++++ SELECTION ++++

Saturday, April 26, 2008

Why Look? Engaging Contemporary Art: Class 2 Slides & Notes

  1. Review: Why look?
    1. Because we live in visual culture
    2. Because the Word became flesh
    3. Because contemporary art tells part of the story, but we know how the story ends.
  2. Recognizing certain themes in contemporary art helps us direct our looking. They can also function as a way to introduce important artists, working today, that you should know about.
    1. Ecclesiastes is approached the same way as a contemporary art gallery: confusing. It is a beautiful book, but it can be hard to read and hard to draw meaning from.
      In the day of prosperity be joyful, and in the day of adversity consider: God has made the one as well as the other, so that man may not find out anything that will be after him. Ecc. 7:14

  3. Theme: Time and Memory
    1. Art that takes time to unfold for the viewer, or took time for the artist to make.
    2. Art that is about the memories or personal histories of the artist. Retelling cultural memories from their families, for example.
    3. Ecclesiastes 8:17. We need each other’s experiences to fill out our own sense of reality, of God’s creation. We are created to experience things in time and to encounter other people’s experiences in time.
    4. The slides shown are meant to illustrate these themes, not meant to make you derive meaning from. What do you see, and how does it relate to the theme? We will address how to look at these types of art next week.

++++

AIM OF THE EXERCISE -
In the class notes, rewrite the passage starting with "1. Ecclesiastes is" and going on through "families, for example.", replacing "adversity" with "hardship". The records aren't needed for any of this.

++++ DATA SECTION ++++

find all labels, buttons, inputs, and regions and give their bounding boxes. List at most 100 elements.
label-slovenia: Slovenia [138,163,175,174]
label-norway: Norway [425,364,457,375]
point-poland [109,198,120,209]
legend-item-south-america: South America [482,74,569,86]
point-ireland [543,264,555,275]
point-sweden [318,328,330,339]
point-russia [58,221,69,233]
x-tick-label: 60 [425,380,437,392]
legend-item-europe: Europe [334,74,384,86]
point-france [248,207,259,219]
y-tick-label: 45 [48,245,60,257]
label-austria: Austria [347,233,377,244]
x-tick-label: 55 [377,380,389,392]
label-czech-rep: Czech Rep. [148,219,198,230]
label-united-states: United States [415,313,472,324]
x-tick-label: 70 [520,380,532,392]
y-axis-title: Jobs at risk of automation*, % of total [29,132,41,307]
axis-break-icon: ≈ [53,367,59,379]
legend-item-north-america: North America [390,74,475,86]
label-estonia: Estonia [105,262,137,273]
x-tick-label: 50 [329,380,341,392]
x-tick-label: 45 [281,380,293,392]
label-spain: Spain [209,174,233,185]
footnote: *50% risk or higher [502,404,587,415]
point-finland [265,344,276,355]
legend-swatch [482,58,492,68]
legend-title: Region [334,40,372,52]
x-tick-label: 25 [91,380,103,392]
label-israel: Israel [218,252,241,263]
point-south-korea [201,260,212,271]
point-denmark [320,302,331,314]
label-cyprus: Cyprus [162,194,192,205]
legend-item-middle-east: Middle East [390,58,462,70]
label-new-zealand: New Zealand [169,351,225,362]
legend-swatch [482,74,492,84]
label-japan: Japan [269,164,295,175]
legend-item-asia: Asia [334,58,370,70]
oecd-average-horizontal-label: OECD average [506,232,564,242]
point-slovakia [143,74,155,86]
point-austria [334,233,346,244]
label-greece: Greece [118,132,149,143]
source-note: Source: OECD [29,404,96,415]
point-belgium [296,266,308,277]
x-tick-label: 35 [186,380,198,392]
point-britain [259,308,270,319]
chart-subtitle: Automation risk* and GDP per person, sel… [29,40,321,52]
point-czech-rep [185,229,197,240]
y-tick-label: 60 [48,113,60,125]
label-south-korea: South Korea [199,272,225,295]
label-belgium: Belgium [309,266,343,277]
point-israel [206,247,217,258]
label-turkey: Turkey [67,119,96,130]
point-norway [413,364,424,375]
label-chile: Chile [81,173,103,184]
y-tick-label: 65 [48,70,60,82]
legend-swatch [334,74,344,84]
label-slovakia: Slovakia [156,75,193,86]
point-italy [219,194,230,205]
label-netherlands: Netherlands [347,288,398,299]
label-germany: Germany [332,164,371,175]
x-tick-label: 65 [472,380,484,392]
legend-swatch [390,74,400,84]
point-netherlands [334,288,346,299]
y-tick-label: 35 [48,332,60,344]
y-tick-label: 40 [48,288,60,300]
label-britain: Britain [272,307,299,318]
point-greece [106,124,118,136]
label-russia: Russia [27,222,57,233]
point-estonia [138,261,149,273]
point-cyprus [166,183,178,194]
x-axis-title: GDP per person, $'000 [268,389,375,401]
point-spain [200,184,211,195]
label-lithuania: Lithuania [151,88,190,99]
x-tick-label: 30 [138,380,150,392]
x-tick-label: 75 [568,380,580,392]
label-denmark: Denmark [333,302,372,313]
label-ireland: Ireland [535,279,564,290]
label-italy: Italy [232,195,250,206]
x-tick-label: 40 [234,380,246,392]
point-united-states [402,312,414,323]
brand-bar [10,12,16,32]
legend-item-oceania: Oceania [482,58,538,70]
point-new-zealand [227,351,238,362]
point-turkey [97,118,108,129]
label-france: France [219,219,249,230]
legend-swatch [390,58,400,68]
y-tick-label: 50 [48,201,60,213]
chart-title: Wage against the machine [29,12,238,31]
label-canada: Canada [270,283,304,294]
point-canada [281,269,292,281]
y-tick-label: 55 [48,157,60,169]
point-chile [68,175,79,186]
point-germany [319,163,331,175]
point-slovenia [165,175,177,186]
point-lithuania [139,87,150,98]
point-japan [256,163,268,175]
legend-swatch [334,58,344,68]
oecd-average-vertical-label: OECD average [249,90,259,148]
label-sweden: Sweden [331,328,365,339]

++++

RIGHT ANSWER -
1. Ecclesiastes is approached the same way as a contemporary art gallery: confusing. It is a beautiful book, but it can be hard to read and hard to draw meaning from.
      In the day of prosperity be joyful, and in the day of hardship consider: God has made the one as well as the other, so that man may not find out anything that will be after him. Ecc. 7:14

  3. Theme: Time and Memory
    1. Art that takes time to unfold for the viewer, or took time for the artist to make.
    2. Art that is about the memories or personal histories of the artist. Retelling cultural memories from their families, for example.